» **Aim**
Without the images, write out all of the following entries exactly.

» **Data**
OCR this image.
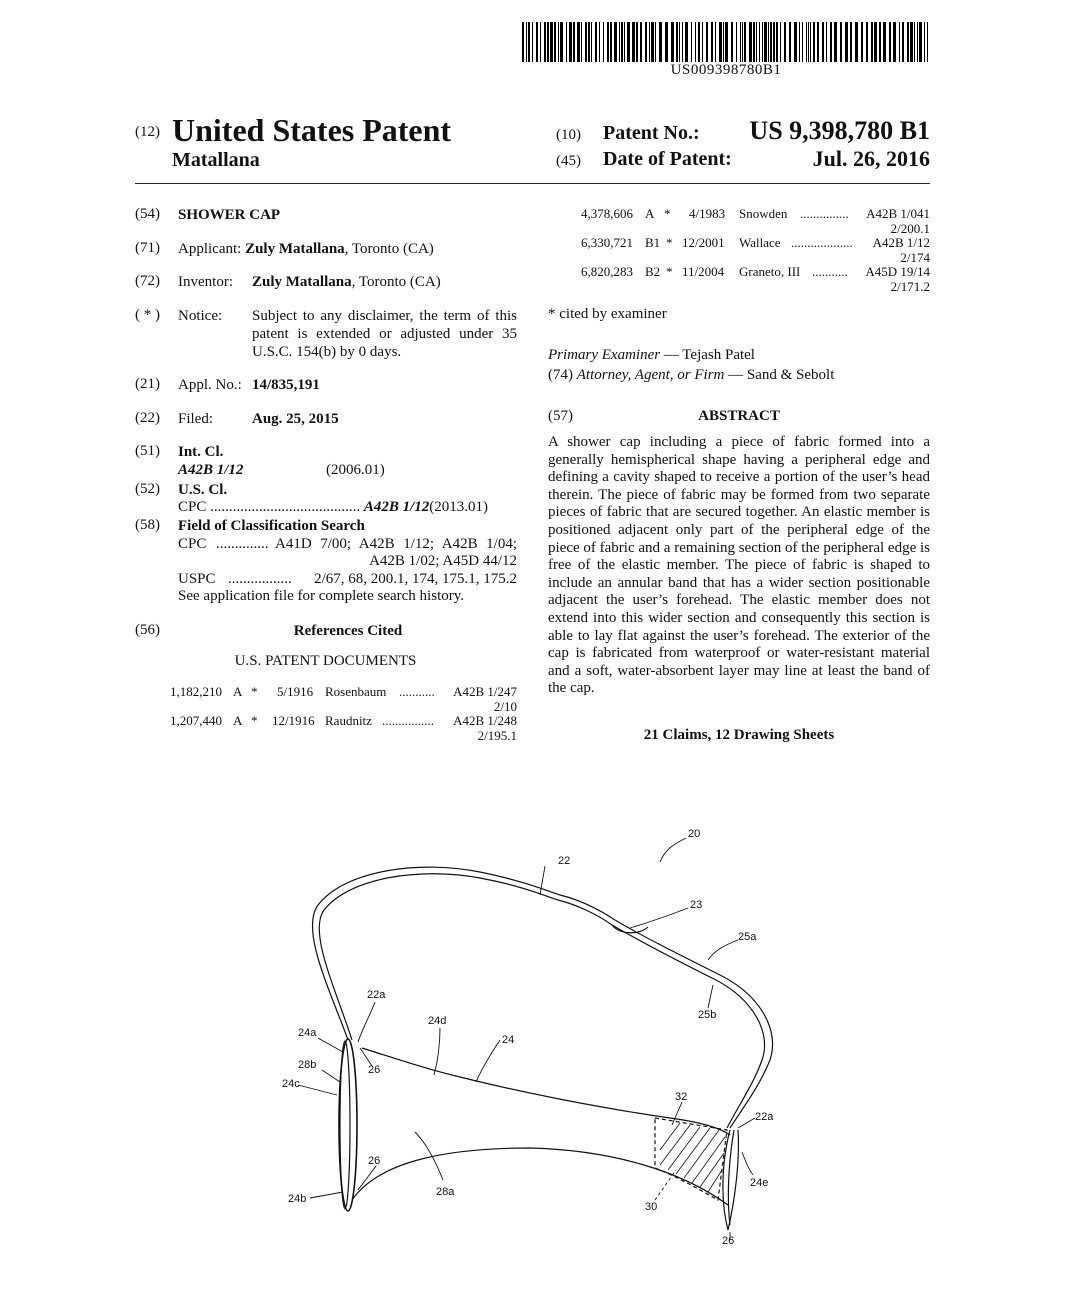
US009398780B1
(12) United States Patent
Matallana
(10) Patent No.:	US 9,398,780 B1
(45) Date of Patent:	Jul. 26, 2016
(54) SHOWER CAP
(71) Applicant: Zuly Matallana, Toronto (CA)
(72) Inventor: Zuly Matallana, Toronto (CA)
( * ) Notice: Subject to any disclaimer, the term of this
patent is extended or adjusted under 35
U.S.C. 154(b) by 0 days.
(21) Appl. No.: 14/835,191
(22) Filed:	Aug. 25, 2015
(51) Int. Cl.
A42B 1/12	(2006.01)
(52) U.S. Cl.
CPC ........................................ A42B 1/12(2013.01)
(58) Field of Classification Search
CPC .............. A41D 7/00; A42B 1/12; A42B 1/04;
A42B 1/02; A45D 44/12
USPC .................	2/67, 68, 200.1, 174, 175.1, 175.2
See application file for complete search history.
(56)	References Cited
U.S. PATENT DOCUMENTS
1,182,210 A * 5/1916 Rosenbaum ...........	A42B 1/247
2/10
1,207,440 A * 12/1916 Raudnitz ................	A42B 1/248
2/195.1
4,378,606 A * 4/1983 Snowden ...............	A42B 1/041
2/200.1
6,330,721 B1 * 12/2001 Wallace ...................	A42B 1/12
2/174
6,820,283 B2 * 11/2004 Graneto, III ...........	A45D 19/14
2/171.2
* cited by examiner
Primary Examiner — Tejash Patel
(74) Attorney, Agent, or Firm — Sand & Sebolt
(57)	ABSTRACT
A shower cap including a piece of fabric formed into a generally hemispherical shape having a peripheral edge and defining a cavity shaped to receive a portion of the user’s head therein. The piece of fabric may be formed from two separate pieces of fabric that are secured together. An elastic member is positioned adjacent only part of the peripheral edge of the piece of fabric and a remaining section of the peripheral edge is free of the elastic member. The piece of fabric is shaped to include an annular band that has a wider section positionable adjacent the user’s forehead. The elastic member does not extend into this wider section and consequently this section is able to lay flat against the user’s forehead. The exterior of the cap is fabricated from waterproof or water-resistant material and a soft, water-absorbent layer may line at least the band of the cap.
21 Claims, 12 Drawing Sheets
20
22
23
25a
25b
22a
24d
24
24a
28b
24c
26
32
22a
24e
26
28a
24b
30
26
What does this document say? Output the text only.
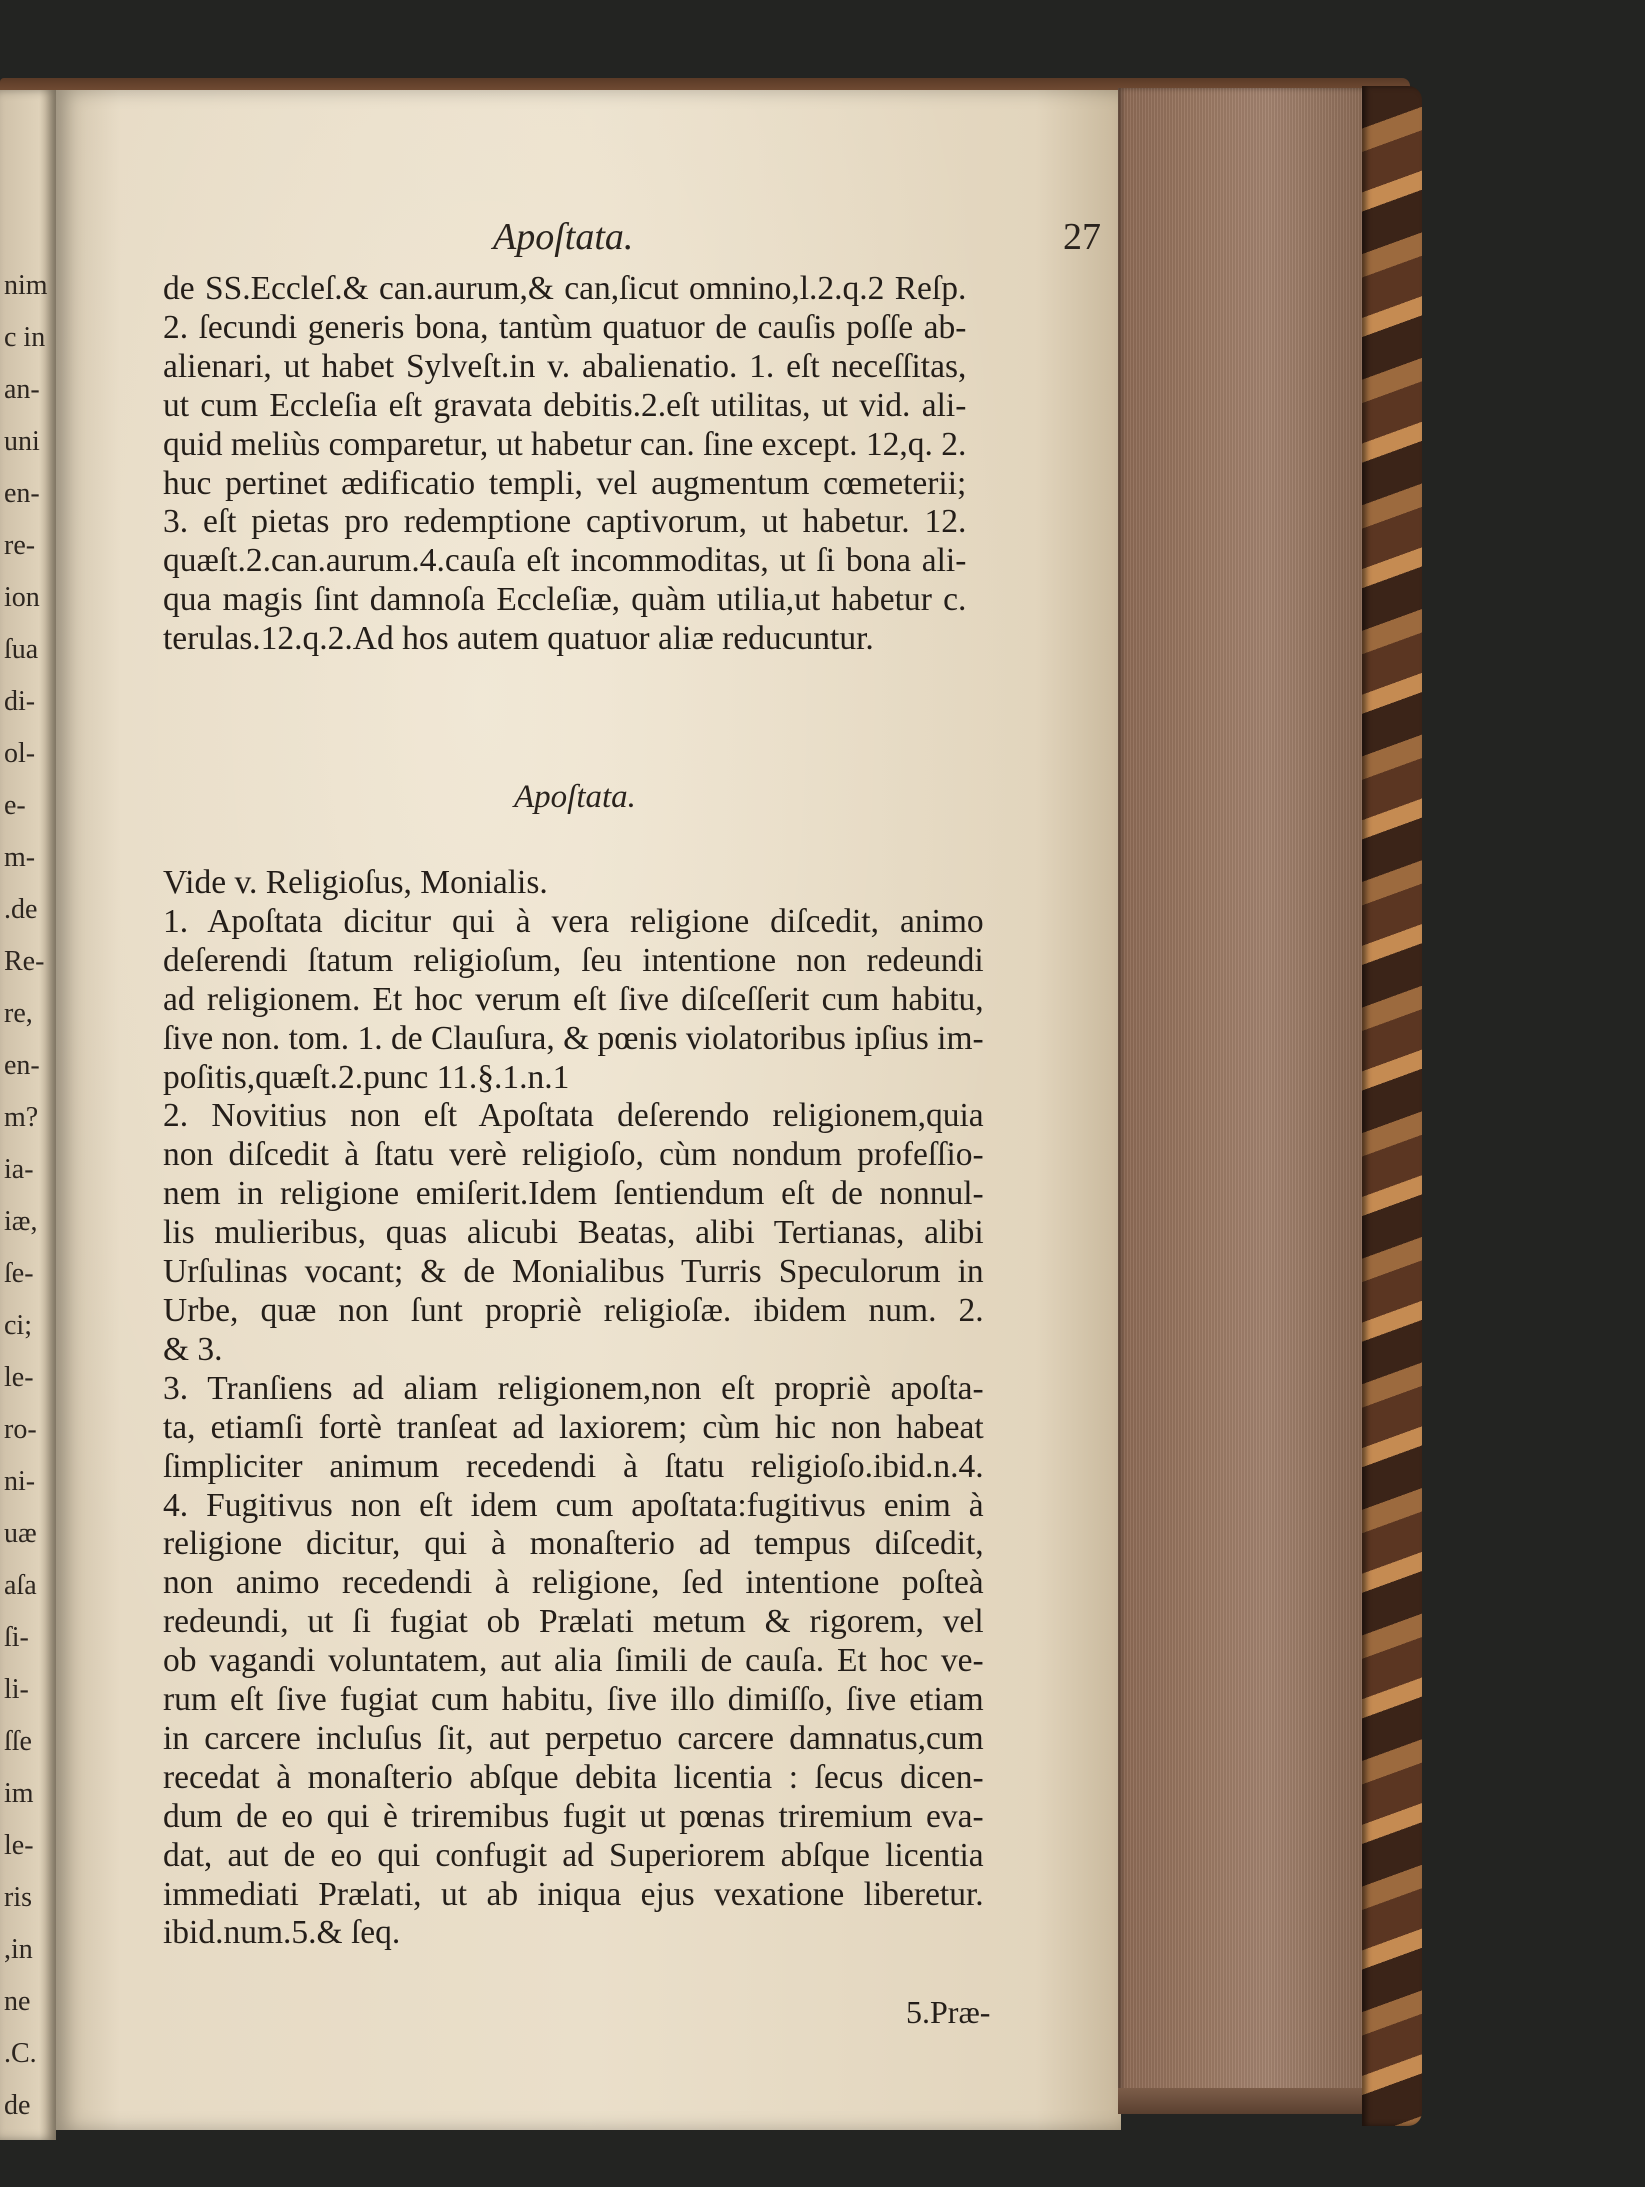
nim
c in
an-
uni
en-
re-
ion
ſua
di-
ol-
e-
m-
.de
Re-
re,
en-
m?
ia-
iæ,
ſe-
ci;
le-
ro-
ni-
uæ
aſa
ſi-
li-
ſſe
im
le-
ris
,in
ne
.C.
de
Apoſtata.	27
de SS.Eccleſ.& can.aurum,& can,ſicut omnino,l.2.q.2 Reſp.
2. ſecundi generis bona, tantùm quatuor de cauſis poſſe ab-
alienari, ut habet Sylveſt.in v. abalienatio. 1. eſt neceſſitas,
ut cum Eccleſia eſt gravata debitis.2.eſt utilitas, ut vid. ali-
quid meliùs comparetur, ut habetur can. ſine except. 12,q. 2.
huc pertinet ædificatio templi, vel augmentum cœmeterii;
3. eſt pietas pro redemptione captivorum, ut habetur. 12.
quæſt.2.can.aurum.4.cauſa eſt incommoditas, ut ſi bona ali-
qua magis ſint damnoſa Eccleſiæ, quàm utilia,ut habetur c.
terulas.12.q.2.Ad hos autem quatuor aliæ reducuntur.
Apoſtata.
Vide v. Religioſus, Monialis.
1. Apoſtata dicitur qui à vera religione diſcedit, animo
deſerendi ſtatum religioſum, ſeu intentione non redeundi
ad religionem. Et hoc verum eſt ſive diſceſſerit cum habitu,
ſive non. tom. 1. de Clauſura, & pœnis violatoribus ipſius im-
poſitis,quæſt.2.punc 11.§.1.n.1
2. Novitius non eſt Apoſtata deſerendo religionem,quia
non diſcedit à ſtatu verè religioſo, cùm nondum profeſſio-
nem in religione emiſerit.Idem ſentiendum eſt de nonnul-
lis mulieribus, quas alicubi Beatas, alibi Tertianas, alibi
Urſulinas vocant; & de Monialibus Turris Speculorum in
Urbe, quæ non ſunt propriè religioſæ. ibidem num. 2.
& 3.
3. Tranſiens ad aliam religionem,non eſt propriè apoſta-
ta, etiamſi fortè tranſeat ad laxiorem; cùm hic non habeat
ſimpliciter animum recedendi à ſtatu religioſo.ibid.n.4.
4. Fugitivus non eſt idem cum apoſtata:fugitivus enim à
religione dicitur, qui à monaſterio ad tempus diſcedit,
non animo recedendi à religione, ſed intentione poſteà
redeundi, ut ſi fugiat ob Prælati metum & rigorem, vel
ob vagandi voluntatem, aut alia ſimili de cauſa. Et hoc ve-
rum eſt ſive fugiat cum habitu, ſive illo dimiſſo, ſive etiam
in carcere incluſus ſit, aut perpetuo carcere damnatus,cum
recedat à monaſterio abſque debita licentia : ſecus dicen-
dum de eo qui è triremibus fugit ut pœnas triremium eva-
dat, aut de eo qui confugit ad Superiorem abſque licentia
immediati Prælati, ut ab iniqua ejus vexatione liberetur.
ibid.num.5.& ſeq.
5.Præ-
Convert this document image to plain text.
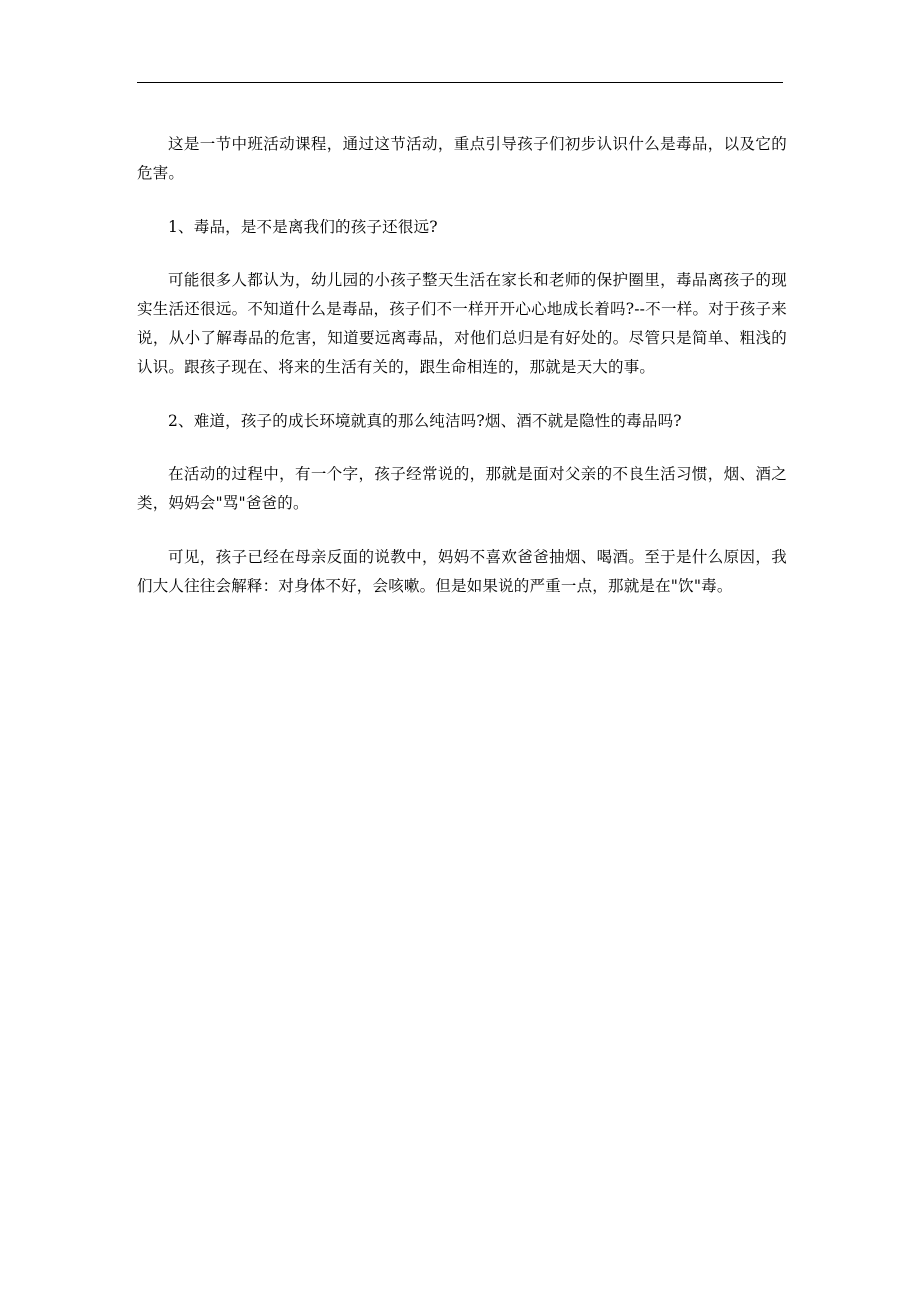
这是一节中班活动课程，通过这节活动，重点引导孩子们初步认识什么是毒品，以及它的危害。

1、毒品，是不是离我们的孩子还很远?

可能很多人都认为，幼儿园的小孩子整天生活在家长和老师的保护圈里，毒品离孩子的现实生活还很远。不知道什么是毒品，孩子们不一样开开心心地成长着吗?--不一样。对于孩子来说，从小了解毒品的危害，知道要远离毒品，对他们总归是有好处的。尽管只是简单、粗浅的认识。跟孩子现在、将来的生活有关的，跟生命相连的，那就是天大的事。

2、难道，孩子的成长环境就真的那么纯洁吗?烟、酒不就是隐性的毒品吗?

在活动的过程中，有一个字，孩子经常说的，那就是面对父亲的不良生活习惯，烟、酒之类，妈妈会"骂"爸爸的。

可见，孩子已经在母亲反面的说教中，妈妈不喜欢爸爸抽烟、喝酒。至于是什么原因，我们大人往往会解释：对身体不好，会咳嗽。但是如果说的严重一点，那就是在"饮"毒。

» **Task answer**
OCR this image.
US009398780B1
(12) United States Patent
Matallana
(10) Patent No.:	US 9,398,780 B1
(45) Date of Patent:	Jul. 26, 2016
(54) SHOWER CAP
(71) Applicant: Zuly Matallana, Toronto (CA)
(72) Inventor: Zuly Matallana, Toronto (CA)
( * ) Notice: Subject to any disclaimer, the term of this
patent is extended or adjusted under 35
U.S.C. 154(b) by 0 days.
(21) Appl. No.: 14/835,191
(22) Filed:	Aug. 25, 2015
(51) Int. Cl.
A42B 1/12	(2006.01)
(52) U.S. Cl.
CPC ........................................ A42B 1/12(2013.01)
(58) Field of Classification Search
CPC .............. A41D 7/00; A42B 1/12; A42B 1/04;
A42B 1/02; A45D 44/12
USPC .................	2/67, 68, 200.1, 174, 175.1, 175.2
See application file for complete search history.
(56)	References Cited
U.S. PATENT DOCUMENTS
1,182,210 A * 5/1916 Rosenbaum ...........	A42B 1/247
2/10
1,207,440 A * 12/1916 Raudnitz ................	A42B 1/248
2/195.1
4,378,606 A * 4/1983 Snowden ...............	A42B 1/041
2/200.1
6,330,721 B1 * 12/2001 Wallace ...................	A42B 1/12
2/174
6,820,283 B2 * 11/2004 Graneto, III ...........	A45D 19/14
2/171.2
* cited by examiner
Primary Examiner — Tejash Patel
(74) Attorney, Agent, or Firm — Sand & Sebolt
(57)	ABSTRACT
A shower cap including a piece of fabric formed into a generally hemispherical shape having a peripheral edge and defining a cavity shaped to receive a portion of the user’s head therein. The piece of fabric may be formed from two separate pieces of fabric that are secured together. An elastic member is positioned adjacent only part of the peripheral edge of the piece of fabric and a remaining section of the peripheral edge is free of the elastic member. The piece of fabric is shaped to include an annular band that has a wider section positionable adjacent the user’s forehead. The elastic member does not extend into this wider section and consequently this section is able to lay flat against the user’s forehead. The exterior of the cap is fabricated from waterproof or water-resistant material and a soft, water-absorbent layer may line at least the band of the cap.
21 Claims, 12 Drawing Sheets
20
22
23
25a
25b
22a
24d
24
24a
28b
24c
26
32
22a
24e
26
28a
24b
30
26
What does this document say? Output the text only.
nim
c in
an-
uni
en-
re-
ion
ſua
di-
ol-
e-
m-
.de
Re-
re,
en-
m?
ia-
iæ,
ſe-
ci;
le-
ro-
ni-
uæ
aſa
ſi-
li-
ſſe
im
le-
ris
,in
ne
.C.
de
Apoſtata.	27
de SS.Eccleſ.& can.aurum,& can,ſicut omnino,l.2.q.2 Reſp.
2. ſecundi generis bona, tantùm quatuor de cauſis poſſe ab-
alienari, ut habet Sylveſt.in v. abalienatio. 1. eſt neceſſitas,
ut cum Eccleſia eſt gravata debitis.2.eſt utilitas, ut vid. ali-
quid meliùs comparetur, ut habetur can. ſine except. 12,q. 2.
huc pertinet ædificatio templi, vel augmentum cœmeterii;
3. eſt pietas pro redemptione captivorum, ut habetur. 12.
quæſt.2.can.aurum.4.cauſa eſt incommoditas, ut ſi bona ali-
qua magis ſint damnoſa Eccleſiæ, quàm utilia,ut habetur c.
terulas.12.q.2.Ad hos autem quatuor aliæ reducuntur.
Apoſtata.
Vide v. Religioſus, Monialis.
1. Apoſtata dicitur qui à vera religione diſcedit, animo
deſerendi ſtatum religioſum, ſeu intentione non redeundi
ad religionem. Et hoc verum eſt ſive diſceſſerit cum habitu,
ſive non. tom. 1. de Clauſura, & pœnis violatoribus ipſius im-
poſitis,quæſt.2.punc 11.§.1.n.1
2. Novitius non eſt Apoſtata deſerendo religionem,quia
non diſcedit à ſtatu verè religioſo, cùm nondum profeſſio-
nem in religione emiſerit.Idem ſentiendum eſt de nonnul-
lis mulieribus, quas alicubi Beatas, alibi Tertianas, alibi
Urſulinas vocant; & de Monialibus Turris Speculorum in
Urbe, quæ non ſunt propriè religioſæ. ibidem num. 2.
& 3.
3. Tranſiens ad aliam religionem,non eſt propriè apoſta-
ta, etiamſi fortè tranſeat ad laxiorem; cùm hic non habeat
ſimpliciter animum recedendi à ſtatu religioſo.ibid.n.4.
4. Fugitivus non eſt idem cum apoſtata:fugitivus enim à
religione dicitur, qui à monaſterio ad tempus diſcedit,
non animo recedendi à religione, ſed intentione poſteà
redeundi, ut ſi fugiat ob Prælati metum & rigorem, vel
ob vagandi voluntatem, aut alia ſimili de cauſa. Et hoc ve-
rum eſt ſive fugiat cum habitu, ſive illo dimiſſo, ſive etiam
in carcere incluſus ſit, aut perpetuo carcere damnatus,cum
recedat à monaſterio abſque debita licentia : ſecus dicen-
dum de eo qui è triremibus fugit ut pœnas triremium eva-
dat, aut de eo qui confugit ad Superiorem abſque licentia
immediati Prælati, ut ab iniqua ejus vexatione liberetur.
ibid.num.5.& ſeq.
5.Præ-
Convert this document image to plain text.
这是一节中班活动课程，通过这节活动，重点引导孩子们初步认识什么是毒品，以及它的危害。

1、毒品，是不是离我们的孩子还很远?

可能很多人都认为，幼儿园的小孩子整天生活在家长和老师的保护圈里，毒品离孩子的现实生活还很远。不知道什么是毒品，孩子们不一样开开心心地成长着吗?--不一样。对于孩子来说，从小了解毒品的危害，知道要远离毒品，对他们总归是有好处的。尽管只是简单、粗浅的认识。跟孩子现在、将来的生活有关的，跟生命相连的，那就是天大的事。

2、难道，孩子的成长环境就真的那么纯洁吗?烟、酒不就是隐性的毒品吗?

在活动的过程中，有一个字，孩子经常说的，那就是面对父亲的不良生活习惯，烟、酒之类，妈妈会"骂"爸爸的。

可见，孩子已经在母亲反面的说教中，妈妈不喜欢爸爸抽烟、喝酒。至于是什么原因，我们大人往往会解释：对身体不好，会咳嗽。但是如果说的严重一点，那就是在"饮"毒。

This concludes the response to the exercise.